### [Stated goal]
Will you extract the entries word for word? Images should not appear in the copy.

### [Records supplied]
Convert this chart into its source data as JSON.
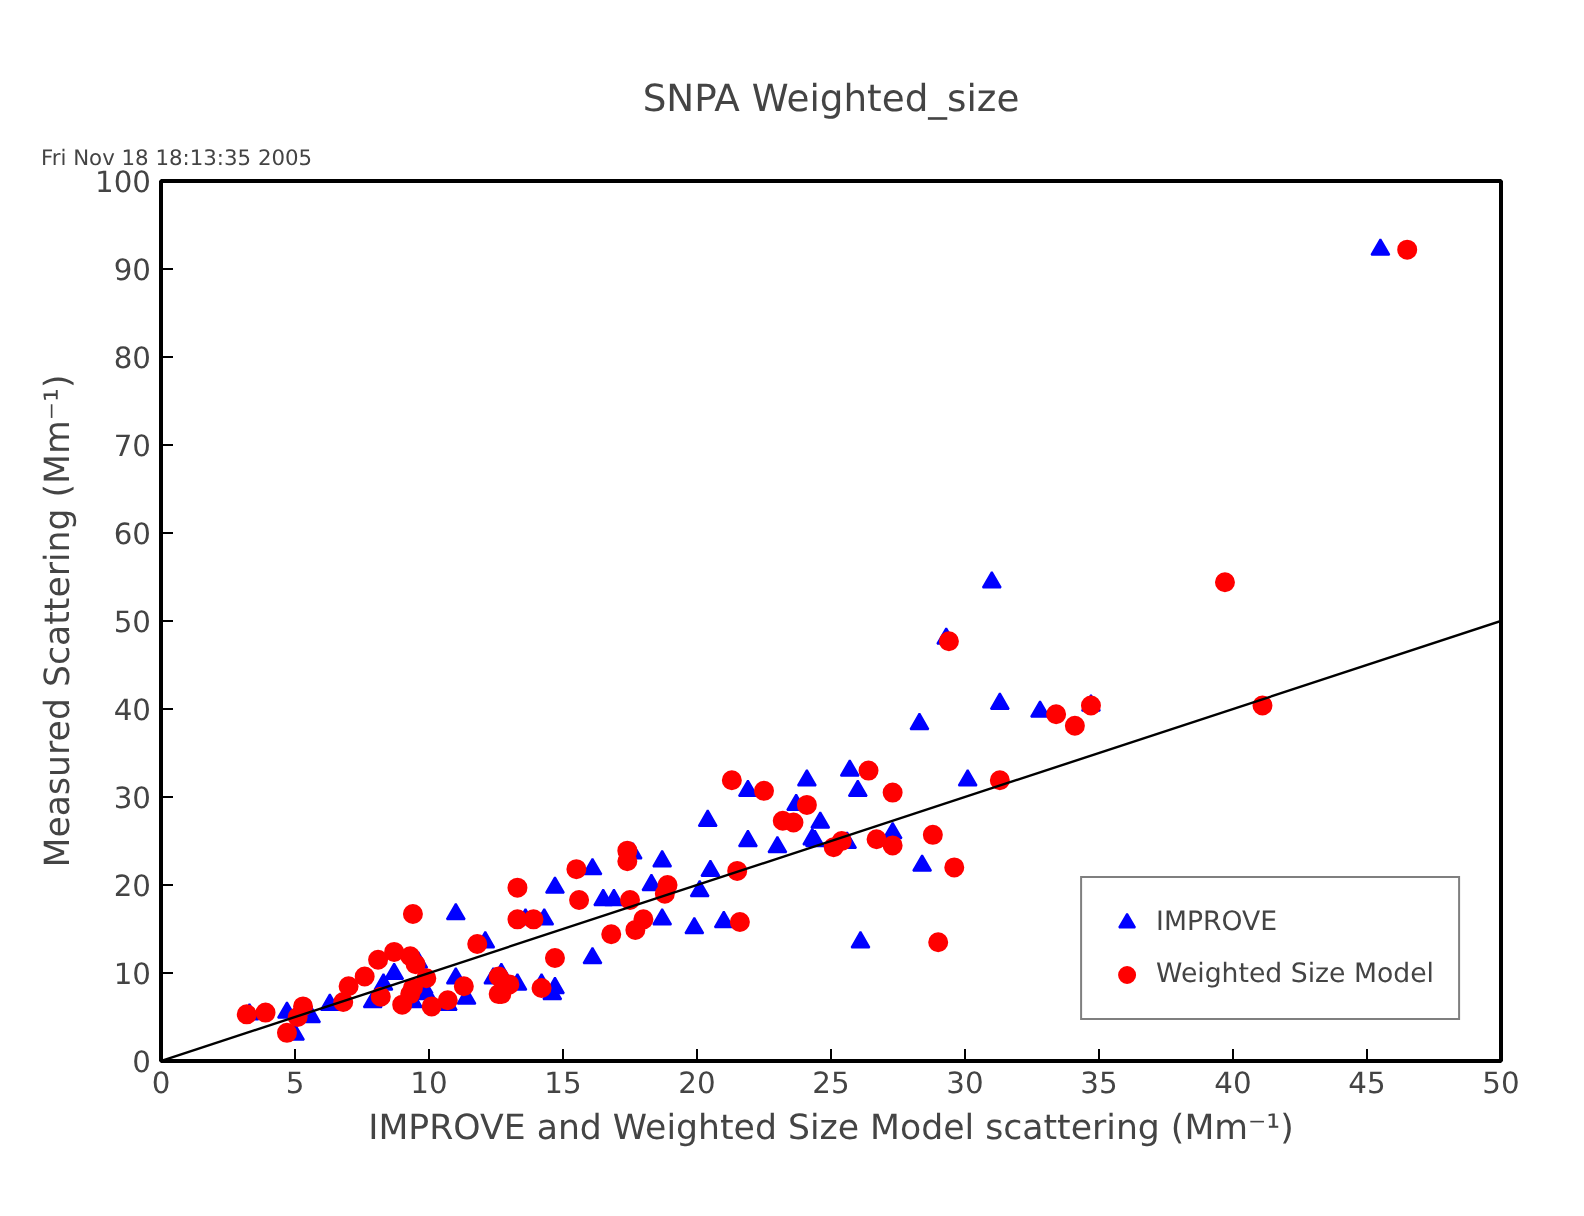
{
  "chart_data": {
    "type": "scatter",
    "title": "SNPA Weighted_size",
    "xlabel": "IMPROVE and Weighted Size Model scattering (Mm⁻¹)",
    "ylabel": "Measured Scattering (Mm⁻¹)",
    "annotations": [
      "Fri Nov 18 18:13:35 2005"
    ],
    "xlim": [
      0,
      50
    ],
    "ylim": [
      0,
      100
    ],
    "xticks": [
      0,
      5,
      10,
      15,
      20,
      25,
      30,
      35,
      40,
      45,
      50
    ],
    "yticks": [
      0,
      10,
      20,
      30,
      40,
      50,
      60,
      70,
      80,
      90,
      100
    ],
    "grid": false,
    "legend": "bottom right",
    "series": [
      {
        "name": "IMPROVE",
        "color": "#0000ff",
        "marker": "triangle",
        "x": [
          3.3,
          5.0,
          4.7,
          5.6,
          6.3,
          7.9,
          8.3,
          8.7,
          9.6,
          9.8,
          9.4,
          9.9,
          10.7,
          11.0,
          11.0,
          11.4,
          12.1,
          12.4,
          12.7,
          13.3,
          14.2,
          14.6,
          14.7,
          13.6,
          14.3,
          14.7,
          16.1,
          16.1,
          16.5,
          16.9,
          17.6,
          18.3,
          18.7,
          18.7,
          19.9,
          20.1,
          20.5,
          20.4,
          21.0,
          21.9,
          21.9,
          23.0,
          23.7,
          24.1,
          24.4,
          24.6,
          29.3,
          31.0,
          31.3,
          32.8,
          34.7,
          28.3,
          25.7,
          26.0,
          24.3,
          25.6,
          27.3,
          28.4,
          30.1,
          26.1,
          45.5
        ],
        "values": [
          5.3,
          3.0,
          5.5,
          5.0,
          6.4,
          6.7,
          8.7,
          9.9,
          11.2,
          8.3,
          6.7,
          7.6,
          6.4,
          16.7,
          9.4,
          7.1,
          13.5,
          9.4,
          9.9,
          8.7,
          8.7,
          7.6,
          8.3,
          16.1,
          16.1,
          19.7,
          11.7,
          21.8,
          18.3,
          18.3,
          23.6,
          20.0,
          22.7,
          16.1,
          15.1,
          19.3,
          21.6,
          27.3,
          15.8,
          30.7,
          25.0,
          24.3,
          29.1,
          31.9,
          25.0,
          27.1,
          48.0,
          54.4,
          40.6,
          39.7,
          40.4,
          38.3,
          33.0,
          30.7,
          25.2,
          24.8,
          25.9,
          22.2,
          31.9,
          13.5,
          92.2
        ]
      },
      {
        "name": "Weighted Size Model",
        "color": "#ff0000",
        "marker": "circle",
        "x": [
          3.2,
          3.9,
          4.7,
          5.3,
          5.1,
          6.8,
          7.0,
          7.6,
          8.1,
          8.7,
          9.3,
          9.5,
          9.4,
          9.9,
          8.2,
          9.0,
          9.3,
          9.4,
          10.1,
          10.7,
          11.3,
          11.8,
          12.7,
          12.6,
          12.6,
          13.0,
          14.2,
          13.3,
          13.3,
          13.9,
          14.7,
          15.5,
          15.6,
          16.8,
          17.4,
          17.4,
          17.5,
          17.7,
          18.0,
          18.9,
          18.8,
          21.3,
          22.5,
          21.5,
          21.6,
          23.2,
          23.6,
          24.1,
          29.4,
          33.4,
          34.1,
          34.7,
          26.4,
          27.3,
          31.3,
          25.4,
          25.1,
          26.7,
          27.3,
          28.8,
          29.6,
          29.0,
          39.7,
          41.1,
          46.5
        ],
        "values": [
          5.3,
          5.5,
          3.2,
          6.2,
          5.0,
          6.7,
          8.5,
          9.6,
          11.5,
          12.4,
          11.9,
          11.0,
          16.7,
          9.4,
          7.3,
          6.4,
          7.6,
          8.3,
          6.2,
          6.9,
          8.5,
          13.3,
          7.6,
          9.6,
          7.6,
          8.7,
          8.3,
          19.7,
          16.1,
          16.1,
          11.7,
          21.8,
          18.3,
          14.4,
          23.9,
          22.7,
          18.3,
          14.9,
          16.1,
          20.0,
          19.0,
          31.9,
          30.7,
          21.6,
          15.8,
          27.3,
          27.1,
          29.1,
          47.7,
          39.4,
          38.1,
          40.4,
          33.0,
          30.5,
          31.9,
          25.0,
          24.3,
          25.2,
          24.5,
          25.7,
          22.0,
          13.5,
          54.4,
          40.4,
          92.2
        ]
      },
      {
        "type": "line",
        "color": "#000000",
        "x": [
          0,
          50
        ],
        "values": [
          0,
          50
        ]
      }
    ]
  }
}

### [Output for this exercise]
Convert this chart into its source data as JSON.
{
  "chart_data": {
    "type": "scatter",
    "title": "SNPA Weighted_size",
    "xlabel": "IMPROVE and Weighted Size Model scattering (Mm⁻¹)",
    "ylabel": "Measured Scattering (Mm⁻¹)",
    "annotations": [
      "Fri Nov 18 18:13:35 2005"
    ],
    "xlim": [
      0,
      50
    ],
    "ylim": [
      0,
      100
    ],
    "xticks": [
      0,
      5,
      10,
      15,
      20,
      25,
      30,
      35,
      40,
      45,
      50
    ],
    "yticks": [
      0,
      10,
      20,
      30,
      40,
      50,
      60,
      70,
      80,
      90,
      100
    ],
    "grid": false,
    "legend": "bottom right",
    "series": [
      {
        "name": "IMPROVE",
        "color": "#0000ff",
        "marker": "triangle",
        "x": [
          3.3,
          5.0,
          4.7,
          5.6,
          6.3,
          7.9,
          8.3,
          8.7,
          9.6,
          9.8,
          9.4,
          9.9,
          10.7,
          11.0,
          11.0,
          11.4,
          12.1,
          12.4,
          12.7,
          13.3,
          14.2,
          14.6,
          14.7,
          13.6,
          14.3,
          14.7,
          16.1,
          16.1,
          16.5,
          16.9,
          17.6,
          18.3,
          18.7,
          18.7,
          19.9,
          20.1,
          20.5,
          20.4,
          21.0,
          21.9,
          21.9,
          23.0,
          23.7,
          24.1,
          24.4,
          24.6,
          29.3,
          31.0,
          31.3,
          32.8,
          34.7,
          28.3,
          25.7,
          26.0,
          24.3,
          25.6,
          27.3,
          28.4,
          30.1,
          26.1,
          45.5
        ],
        "values": [
          5.3,
          3.0,
          5.5,
          5.0,
          6.4,
          6.7,
          8.7,
          9.9,
          11.2,
          8.3,
          6.7,
          7.6,
          6.4,
          16.7,
          9.4,
          7.1,
          13.5,
          9.4,
          9.9,
          8.7,
          8.7,
          7.6,
          8.3,
          16.1,
          16.1,
          19.7,
          11.7,
          21.8,
          18.3,
          18.3,
          23.6,
          20.0,
          22.7,
          16.1,
          15.1,
          19.3,
          21.6,
          27.3,
          15.8,
          30.7,
          25.0,
          24.3,
          29.1,
          31.9,
          25.0,
          27.1,
          48.0,
          54.4,
          40.6,
          39.7,
          40.4,
          38.3,
          33.0,
          30.7,
          25.2,
          24.8,
          25.9,
          22.2,
          31.9,
          13.5,
          92.2
        ]
      },
      {
        "name": "Weighted Size Model",
        "color": "#ff0000",
        "marker": "circle",
        "x": [
          3.2,
          3.9,
          4.7,
          5.3,
          5.1,
          6.8,
          7.0,
          7.6,
          8.1,
          8.7,
          9.3,
          9.5,
          9.4,
          9.9,
          8.2,
          9.0,
          9.3,
          9.4,
          10.1,
          10.7,
          11.3,
          11.8,
          12.7,
          12.6,
          12.6,
          13.0,
          14.2,
          13.3,
          13.3,
          13.9,
          14.7,
          15.5,
          15.6,
          16.8,
          17.4,
          17.4,
          17.5,
          17.7,
          18.0,
          18.9,
          18.8,
          21.3,
          22.5,
          21.5,
          21.6,
          23.2,
          23.6,
          24.1,
          29.4,
          33.4,
          34.1,
          34.7,
          26.4,
          27.3,
          31.3,
          25.4,
          25.1,
          26.7,
          27.3,
          28.8,
          29.6,
          29.0,
          39.7,
          41.1,
          46.5
        ],
        "values": [
          5.3,
          5.5,
          3.2,
          6.2,
          5.0,
          6.7,
          8.5,
          9.6,
          11.5,
          12.4,
          11.9,
          11.0,
          16.7,
          9.4,
          7.3,
          6.4,
          7.6,
          8.3,
          6.2,
          6.9,
          8.5,
          13.3,
          7.6,
          9.6,
          7.6,
          8.7,
          8.3,
          19.7,
          16.1,
          16.1,
          11.7,
          21.8,
          18.3,
          14.4,
          23.9,
          22.7,
          18.3,
          14.9,
          16.1,
          20.0,
          19.0,
          31.9,
          30.7,
          21.6,
          15.8,
          27.3,
          27.1,
          29.1,
          47.7,
          39.4,
          38.1,
          40.4,
          33.0,
          30.5,
          31.9,
          25.0,
          24.3,
          25.2,
          24.5,
          25.7,
          22.0,
          13.5,
          54.4,
          40.4,
          92.2
        ]
      },
      {
        "type": "line",
        "color": "#000000",
        "x": [
          0,
          50
        ],
        "values": [
          0,
          50
        ]
      }
    ]
  }
}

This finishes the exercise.